### CHALLENGE
Pictures do not belong in the copy. Return all of the entries exactly.

### ENTRIES PROVIDED
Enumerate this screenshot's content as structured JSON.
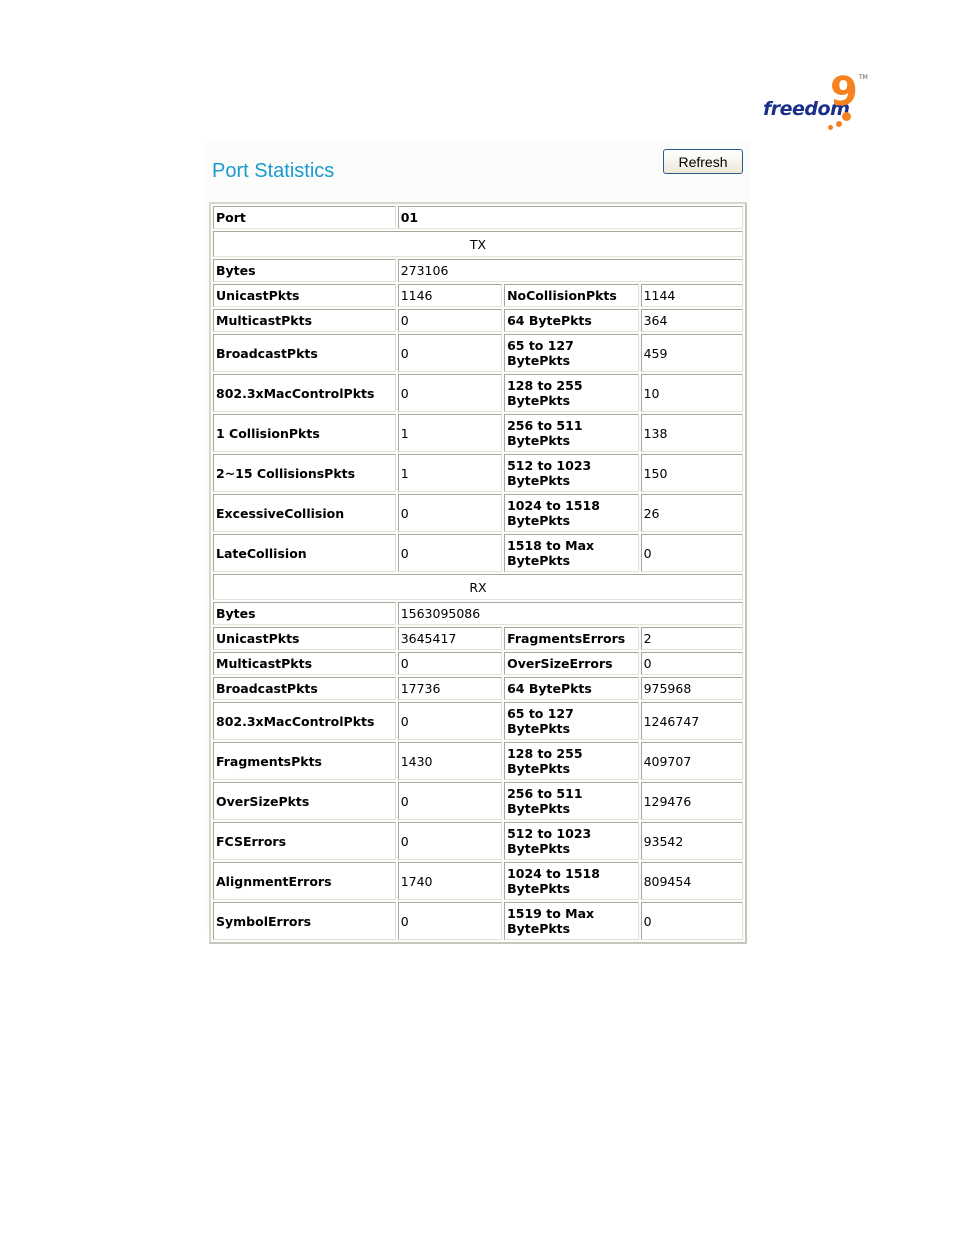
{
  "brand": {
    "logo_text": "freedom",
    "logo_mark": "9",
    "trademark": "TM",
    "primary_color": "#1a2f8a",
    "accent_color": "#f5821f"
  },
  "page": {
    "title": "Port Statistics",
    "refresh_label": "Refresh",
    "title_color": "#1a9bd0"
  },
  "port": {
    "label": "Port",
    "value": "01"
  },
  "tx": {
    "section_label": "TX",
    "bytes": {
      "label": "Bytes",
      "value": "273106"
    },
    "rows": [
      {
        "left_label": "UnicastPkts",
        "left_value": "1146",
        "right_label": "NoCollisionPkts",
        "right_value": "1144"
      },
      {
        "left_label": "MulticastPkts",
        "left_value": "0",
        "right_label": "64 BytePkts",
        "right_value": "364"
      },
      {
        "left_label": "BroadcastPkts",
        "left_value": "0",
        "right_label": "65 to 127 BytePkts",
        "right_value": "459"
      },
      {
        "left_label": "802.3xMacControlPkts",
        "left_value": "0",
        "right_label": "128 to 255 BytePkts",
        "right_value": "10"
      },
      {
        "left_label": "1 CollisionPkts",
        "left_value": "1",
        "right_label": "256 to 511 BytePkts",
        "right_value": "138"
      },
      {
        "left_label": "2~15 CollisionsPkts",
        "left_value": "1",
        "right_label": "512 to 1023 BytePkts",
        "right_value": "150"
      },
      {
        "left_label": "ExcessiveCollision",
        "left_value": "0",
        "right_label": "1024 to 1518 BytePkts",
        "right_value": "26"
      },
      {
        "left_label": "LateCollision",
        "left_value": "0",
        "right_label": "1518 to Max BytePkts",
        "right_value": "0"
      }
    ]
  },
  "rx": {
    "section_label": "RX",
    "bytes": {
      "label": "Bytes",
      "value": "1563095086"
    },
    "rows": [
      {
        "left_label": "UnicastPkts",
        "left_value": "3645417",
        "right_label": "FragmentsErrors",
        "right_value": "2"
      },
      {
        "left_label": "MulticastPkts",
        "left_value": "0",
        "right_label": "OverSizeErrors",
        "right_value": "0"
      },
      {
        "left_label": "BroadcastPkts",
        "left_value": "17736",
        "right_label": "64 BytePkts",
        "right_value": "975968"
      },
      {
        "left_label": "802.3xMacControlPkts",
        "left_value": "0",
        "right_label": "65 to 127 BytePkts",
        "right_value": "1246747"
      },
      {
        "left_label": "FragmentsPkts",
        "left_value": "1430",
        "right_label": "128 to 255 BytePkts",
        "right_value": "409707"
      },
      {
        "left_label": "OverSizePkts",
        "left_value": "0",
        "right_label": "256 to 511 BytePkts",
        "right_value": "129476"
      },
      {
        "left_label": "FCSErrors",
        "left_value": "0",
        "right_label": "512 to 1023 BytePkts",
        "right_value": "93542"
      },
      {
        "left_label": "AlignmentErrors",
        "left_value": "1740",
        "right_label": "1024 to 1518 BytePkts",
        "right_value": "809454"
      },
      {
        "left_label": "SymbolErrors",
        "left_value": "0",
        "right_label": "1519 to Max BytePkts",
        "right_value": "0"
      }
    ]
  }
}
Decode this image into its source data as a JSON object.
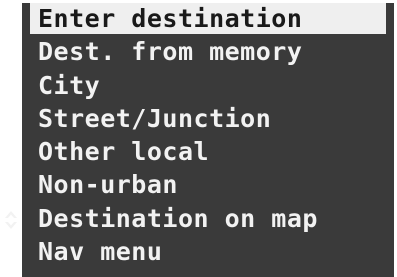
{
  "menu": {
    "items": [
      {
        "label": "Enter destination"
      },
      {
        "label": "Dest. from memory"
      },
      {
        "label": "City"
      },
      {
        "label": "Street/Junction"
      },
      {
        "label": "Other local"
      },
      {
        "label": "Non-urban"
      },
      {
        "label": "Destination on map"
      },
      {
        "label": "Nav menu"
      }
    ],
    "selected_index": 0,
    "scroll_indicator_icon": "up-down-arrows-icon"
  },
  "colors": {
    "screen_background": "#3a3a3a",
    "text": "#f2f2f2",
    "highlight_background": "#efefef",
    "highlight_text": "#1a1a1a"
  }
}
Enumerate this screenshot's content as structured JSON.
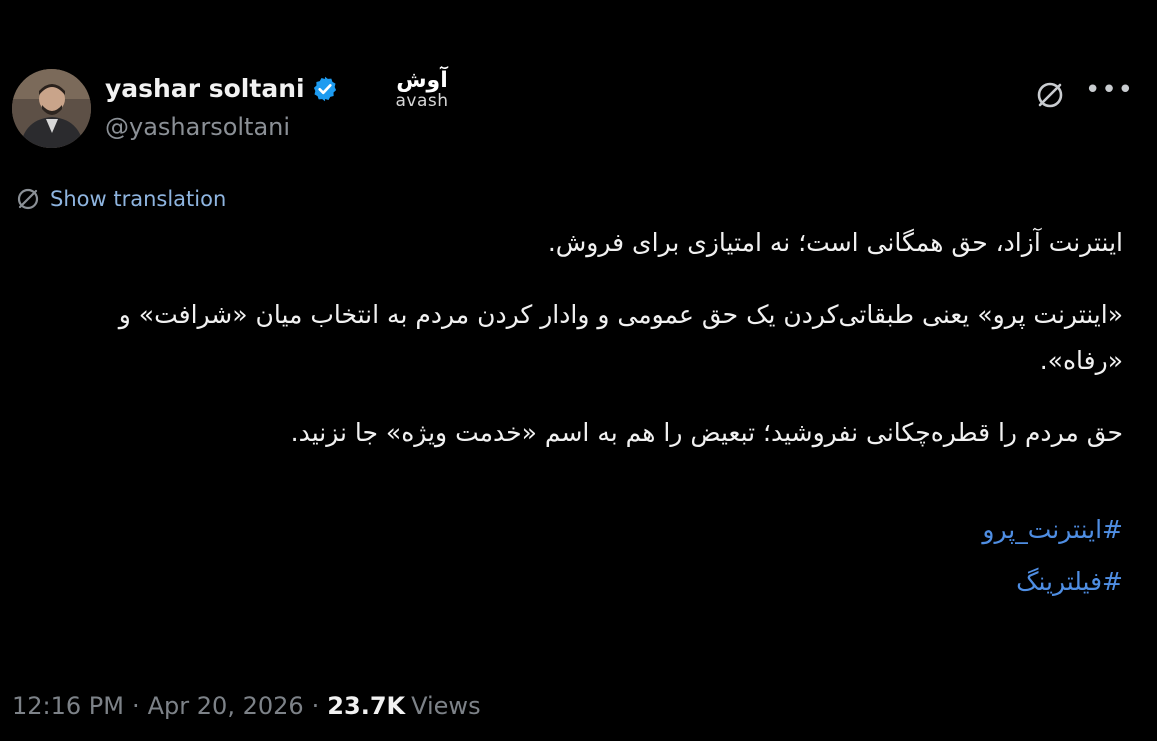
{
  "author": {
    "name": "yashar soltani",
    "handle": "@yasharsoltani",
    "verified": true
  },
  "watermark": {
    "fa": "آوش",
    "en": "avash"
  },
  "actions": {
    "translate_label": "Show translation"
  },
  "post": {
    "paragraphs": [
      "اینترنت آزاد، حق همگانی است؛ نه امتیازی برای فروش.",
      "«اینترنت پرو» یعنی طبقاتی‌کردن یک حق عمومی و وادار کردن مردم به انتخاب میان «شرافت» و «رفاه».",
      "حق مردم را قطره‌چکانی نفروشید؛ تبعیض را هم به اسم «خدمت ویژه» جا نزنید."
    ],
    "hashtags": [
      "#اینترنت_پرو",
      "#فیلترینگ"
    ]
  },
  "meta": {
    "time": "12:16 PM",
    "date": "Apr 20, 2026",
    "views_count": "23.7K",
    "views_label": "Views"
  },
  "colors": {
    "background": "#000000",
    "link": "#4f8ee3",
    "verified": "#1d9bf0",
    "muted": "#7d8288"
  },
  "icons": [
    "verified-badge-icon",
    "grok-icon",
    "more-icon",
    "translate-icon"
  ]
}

### RESPONSE TO THE TASK
Enumerate this screenshot's content as structured JSON.
{
  "brand": {
    "logo_text": "freedom",
    "logo_mark": "9",
    "trademark": "TM",
    "primary_color": "#1a2f8a",
    "accent_color": "#f5821f"
  },
  "page": {
    "title": "Port Statistics",
    "refresh_label": "Refresh",
    "title_color": "#1a9bd0"
  },
  "port": {
    "label": "Port",
    "value": "01"
  },
  "tx": {
    "section_label": "TX",
    "bytes": {
      "label": "Bytes",
      "value": "273106"
    },
    "rows": [
      {
        "left_label": "UnicastPkts",
        "left_value": "1146",
        "right_label": "NoCollisionPkts",
        "right_value": "1144"
      },
      {
        "left_label": "MulticastPkts",
        "left_value": "0",
        "right_label": "64 BytePkts",
        "right_value": "364"
      },
      {
        "left_label": "BroadcastPkts",
        "left_value": "0",
        "right_label": "65 to 127 BytePkts",
        "right_value": "459"
      },
      {
        "left_label": "802.3xMacControlPkts",
        "left_value": "0",
        "right_label": "128 to 255 BytePkts",
        "right_value": "10"
      },
      {
        "left_label": "1 CollisionPkts",
        "left_value": "1",
        "right_label": "256 to 511 BytePkts",
        "right_value": "138"
      },
      {
        "left_label": "2~15 CollisionsPkts",
        "left_value": "1",
        "right_label": "512 to 1023 BytePkts",
        "right_value": "150"
      },
      {
        "left_label": "ExcessiveCollision",
        "left_value": "0",
        "right_label": "1024 to 1518 BytePkts",
        "right_value": "26"
      },
      {
        "left_label": "LateCollision",
        "left_value": "0",
        "right_label": "1518 to Max BytePkts",
        "right_value": "0"
      }
    ]
  },
  "rx": {
    "section_label": "RX",
    "bytes": {
      "label": "Bytes",
      "value": "1563095086"
    },
    "rows": [
      {
        "left_label": "UnicastPkts",
        "left_value": "3645417",
        "right_label": "FragmentsErrors",
        "right_value": "2"
      },
      {
        "left_label": "MulticastPkts",
        "left_value": "0",
        "right_label": "OverSizeErrors",
        "right_value": "0"
      },
      {
        "left_label": "BroadcastPkts",
        "left_value": "17736",
        "right_label": "64 BytePkts",
        "right_value": "975968"
      },
      {
        "left_label": "802.3xMacControlPkts",
        "left_value": "0",
        "right_label": "65 to 127 BytePkts",
        "right_value": "1246747"
      },
      {
        "left_label": "FragmentsPkts",
        "left_value": "1430",
        "right_label": "128 to 255 BytePkts",
        "right_value": "409707"
      },
      {
        "left_label": "OverSizePkts",
        "left_value": "0",
        "right_label": "256 to 511 BytePkts",
        "right_value": "129476"
      },
      {
        "left_label": "FCSErrors",
        "left_value": "0",
        "right_label": "512 to 1023 BytePkts",
        "right_value": "93542"
      },
      {
        "left_label": "AlignmentErrors",
        "left_value": "1740",
        "right_label": "1024 to 1518 BytePkts",
        "right_value": "809454"
      },
      {
        "left_label": "SymbolErrors",
        "left_value": "0",
        "right_label": "1519 to Max BytePkts",
        "right_value": "0"
      }
    ]
  }
}
Decode this image into its source data as a JSON object.
{
  "menu": {
    "items": [
      {
        "label": "Enter destination"
      },
      {
        "label": "Dest. from memory"
      },
      {
        "label": "City"
      },
      {
        "label": "Street/Junction"
      },
      {
        "label": "Other local"
      },
      {
        "label": "Non-urban"
      },
      {
        "label": "Destination on map"
      },
      {
        "label": "Nav menu"
      }
    ],
    "selected_index": 0,
    "scroll_indicator_icon": "up-down-arrows-icon"
  },
  "colors": {
    "screen_background": "#3a3a3a",
    "text": "#f2f2f2",
    "highlight_background": "#efefef",
    "highlight_text": "#1a1a1a"
  }
}
Enumerate this screenshot's content as structured JSON.
{
  "author": {
    "name": "yashar soltani",
    "handle": "@yasharsoltani",
    "verified": true
  },
  "watermark": {
    "fa": "آوش",
    "en": "avash"
  },
  "actions": {
    "translate_label": "Show translation"
  },
  "post": {
    "paragraphs": [
      "اینترنت آزاد، حق همگانی است؛ نه امتیازی برای فروش.",
      "«اینترنت پرو» یعنی طبقاتی‌کردن یک حق عمومی و وادار کردن مردم به انتخاب میان «شرافت» و «رفاه».",
      "حق مردم را قطره‌چکانی نفروشید؛ تبعیض را هم به اسم «خدمت ویژه» جا نزنید."
    ],
    "hashtags": [
      "#اینترنت_پرو",
      "#فیلترینگ"
    ]
  },
  "meta": {
    "time": "12:16 PM",
    "date": "Apr 20, 2026",
    "views_count": "23.7K",
    "views_label": "Views"
  },
  "colors": {
    "background": "#000000",
    "link": "#4f8ee3",
    "verified": "#1d9bf0",
    "muted": "#7d8288"
  },
  "icons": [
    "verified-badge-icon",
    "grok-icon",
    "more-icon",
    "translate-icon"
  ]
}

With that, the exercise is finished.